WHAT YOU NEED TO DO:
Determine how many lines hold "name" and give only that number.

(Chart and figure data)
════
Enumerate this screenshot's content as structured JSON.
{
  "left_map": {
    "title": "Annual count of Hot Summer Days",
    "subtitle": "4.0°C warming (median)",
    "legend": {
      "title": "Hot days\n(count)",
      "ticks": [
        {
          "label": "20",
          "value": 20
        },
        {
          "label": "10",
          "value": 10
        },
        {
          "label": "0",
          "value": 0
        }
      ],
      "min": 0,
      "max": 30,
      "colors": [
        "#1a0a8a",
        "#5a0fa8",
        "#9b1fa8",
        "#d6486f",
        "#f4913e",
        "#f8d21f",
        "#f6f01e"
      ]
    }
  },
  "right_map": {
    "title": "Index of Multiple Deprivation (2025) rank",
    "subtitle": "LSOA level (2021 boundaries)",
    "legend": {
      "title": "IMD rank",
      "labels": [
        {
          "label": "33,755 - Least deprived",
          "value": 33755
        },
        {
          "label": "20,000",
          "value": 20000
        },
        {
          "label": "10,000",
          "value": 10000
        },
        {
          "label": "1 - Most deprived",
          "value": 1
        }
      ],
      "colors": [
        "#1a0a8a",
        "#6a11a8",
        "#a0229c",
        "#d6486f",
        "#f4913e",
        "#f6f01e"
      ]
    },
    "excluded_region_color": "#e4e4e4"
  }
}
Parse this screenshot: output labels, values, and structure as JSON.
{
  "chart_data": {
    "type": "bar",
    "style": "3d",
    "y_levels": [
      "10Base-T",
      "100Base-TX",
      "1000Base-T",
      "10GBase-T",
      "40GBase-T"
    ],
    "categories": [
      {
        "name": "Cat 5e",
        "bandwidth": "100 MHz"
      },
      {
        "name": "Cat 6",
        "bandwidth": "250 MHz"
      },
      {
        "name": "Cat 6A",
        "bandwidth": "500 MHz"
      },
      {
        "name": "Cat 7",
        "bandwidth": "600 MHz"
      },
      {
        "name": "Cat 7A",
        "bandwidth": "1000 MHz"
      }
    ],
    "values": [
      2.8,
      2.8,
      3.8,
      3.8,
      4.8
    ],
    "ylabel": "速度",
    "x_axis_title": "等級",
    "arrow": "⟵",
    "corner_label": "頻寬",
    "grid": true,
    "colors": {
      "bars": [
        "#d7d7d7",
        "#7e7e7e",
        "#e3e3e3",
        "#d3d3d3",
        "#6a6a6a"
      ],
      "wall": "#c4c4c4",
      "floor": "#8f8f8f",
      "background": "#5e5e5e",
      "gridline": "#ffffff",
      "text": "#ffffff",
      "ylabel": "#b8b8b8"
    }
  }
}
════
THE ANSWER:
5